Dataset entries
▼
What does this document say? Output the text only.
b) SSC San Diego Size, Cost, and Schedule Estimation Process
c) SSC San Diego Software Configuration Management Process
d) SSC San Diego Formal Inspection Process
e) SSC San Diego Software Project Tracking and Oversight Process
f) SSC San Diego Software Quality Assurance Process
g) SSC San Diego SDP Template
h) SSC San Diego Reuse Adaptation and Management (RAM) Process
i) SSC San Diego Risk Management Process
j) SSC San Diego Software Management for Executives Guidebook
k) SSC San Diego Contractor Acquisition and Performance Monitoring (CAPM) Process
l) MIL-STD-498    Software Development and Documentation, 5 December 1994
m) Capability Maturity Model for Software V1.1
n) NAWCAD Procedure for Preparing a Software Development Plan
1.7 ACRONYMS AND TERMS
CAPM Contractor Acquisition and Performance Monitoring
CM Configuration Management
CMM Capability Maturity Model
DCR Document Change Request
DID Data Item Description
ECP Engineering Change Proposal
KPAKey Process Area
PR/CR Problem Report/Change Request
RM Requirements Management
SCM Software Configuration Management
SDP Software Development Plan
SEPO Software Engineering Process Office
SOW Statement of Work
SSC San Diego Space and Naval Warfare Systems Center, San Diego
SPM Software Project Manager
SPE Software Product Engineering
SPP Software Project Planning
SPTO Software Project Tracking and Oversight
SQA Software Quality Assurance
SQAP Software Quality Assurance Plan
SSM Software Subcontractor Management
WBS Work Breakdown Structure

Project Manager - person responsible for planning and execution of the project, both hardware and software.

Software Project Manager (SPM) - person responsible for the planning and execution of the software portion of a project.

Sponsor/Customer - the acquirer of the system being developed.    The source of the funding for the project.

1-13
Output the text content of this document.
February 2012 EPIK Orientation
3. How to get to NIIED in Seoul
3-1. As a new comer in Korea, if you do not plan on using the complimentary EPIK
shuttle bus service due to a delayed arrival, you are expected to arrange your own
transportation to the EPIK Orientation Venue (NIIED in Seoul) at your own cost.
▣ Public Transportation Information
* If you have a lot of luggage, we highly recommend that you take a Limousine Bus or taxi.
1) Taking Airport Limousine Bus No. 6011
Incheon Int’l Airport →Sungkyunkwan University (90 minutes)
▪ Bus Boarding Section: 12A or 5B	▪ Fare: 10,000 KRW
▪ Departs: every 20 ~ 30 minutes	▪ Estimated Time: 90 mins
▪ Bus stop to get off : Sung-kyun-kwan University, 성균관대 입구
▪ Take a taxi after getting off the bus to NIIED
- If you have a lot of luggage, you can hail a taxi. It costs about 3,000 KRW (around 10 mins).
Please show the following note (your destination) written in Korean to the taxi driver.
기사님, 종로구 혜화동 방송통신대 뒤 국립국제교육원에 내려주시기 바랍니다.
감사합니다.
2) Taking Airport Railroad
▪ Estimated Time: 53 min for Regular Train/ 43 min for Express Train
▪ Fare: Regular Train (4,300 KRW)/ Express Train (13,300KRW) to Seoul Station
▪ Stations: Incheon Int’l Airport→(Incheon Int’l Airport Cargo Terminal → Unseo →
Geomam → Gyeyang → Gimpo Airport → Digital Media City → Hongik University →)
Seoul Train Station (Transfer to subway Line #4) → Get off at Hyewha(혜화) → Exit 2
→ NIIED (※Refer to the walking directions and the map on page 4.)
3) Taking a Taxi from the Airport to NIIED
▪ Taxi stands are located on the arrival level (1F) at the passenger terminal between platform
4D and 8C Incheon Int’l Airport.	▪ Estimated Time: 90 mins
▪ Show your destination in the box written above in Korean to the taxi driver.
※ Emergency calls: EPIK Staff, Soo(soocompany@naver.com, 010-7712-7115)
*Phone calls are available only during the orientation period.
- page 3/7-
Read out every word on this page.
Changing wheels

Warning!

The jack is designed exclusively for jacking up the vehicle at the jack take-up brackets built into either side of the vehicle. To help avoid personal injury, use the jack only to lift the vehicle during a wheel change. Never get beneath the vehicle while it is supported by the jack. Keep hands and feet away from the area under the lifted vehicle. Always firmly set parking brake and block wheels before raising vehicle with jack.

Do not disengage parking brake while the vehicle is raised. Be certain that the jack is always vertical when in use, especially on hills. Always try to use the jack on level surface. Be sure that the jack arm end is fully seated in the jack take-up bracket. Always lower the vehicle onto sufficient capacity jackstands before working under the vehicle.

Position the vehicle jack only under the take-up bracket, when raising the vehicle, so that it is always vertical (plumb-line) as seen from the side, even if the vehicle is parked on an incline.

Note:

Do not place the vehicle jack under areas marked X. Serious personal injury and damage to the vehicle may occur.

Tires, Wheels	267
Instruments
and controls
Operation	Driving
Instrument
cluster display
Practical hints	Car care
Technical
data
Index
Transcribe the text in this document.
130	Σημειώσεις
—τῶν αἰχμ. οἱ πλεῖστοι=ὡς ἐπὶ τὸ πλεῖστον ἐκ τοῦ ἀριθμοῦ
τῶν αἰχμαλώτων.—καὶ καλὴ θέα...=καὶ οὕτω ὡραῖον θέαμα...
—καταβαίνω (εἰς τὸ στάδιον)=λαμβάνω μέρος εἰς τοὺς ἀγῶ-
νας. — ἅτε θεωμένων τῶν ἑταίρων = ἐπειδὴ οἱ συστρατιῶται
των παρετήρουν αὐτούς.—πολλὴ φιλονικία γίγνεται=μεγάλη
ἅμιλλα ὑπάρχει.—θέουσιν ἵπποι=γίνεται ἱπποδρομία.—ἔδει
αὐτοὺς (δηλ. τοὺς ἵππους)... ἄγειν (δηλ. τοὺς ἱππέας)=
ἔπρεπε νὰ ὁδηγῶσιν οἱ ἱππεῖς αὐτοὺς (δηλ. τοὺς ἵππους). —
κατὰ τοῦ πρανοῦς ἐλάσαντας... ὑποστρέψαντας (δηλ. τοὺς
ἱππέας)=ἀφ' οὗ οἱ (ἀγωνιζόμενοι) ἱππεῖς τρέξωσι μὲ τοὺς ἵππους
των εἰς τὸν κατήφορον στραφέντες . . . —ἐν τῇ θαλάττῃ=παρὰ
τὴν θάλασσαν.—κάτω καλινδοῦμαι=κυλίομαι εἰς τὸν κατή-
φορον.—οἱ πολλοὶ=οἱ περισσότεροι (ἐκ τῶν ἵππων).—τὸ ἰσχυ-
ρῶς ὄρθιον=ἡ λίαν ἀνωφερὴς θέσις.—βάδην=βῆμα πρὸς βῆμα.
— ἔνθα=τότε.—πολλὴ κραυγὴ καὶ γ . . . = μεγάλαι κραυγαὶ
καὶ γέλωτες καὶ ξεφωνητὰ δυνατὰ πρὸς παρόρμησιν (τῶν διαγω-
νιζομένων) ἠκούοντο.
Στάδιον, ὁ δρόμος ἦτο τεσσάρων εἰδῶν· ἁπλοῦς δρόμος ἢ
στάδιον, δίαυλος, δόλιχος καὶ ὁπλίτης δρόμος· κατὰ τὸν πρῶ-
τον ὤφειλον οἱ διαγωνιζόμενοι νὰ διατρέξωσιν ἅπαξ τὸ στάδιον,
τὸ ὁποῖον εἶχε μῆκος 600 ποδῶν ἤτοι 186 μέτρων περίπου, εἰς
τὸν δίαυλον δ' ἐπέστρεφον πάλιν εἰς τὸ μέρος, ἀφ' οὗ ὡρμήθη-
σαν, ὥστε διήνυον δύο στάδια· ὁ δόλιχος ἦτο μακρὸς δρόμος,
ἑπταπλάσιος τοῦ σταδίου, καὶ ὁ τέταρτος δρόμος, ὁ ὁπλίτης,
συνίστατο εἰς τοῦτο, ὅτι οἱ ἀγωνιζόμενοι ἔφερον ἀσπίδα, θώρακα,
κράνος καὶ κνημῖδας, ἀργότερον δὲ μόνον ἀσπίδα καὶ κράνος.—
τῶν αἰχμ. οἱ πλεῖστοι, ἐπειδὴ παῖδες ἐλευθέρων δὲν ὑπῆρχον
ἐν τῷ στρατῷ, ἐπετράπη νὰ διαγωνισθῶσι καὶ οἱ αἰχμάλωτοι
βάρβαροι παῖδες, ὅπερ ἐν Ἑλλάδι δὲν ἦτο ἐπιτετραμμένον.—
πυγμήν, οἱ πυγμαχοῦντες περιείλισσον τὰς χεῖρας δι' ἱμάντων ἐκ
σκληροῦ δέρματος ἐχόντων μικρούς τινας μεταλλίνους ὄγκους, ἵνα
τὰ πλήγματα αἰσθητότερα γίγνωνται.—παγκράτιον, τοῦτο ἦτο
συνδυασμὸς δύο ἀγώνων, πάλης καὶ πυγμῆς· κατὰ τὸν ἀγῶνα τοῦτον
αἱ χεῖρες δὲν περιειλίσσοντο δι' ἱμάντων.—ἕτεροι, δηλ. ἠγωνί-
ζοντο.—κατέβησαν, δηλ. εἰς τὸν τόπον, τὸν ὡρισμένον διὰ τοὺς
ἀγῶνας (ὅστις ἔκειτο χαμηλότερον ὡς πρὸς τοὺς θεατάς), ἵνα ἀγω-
▲
Task
Provide only the count of lines in the data above that include the string "δρόμος".

Answer to the problem
4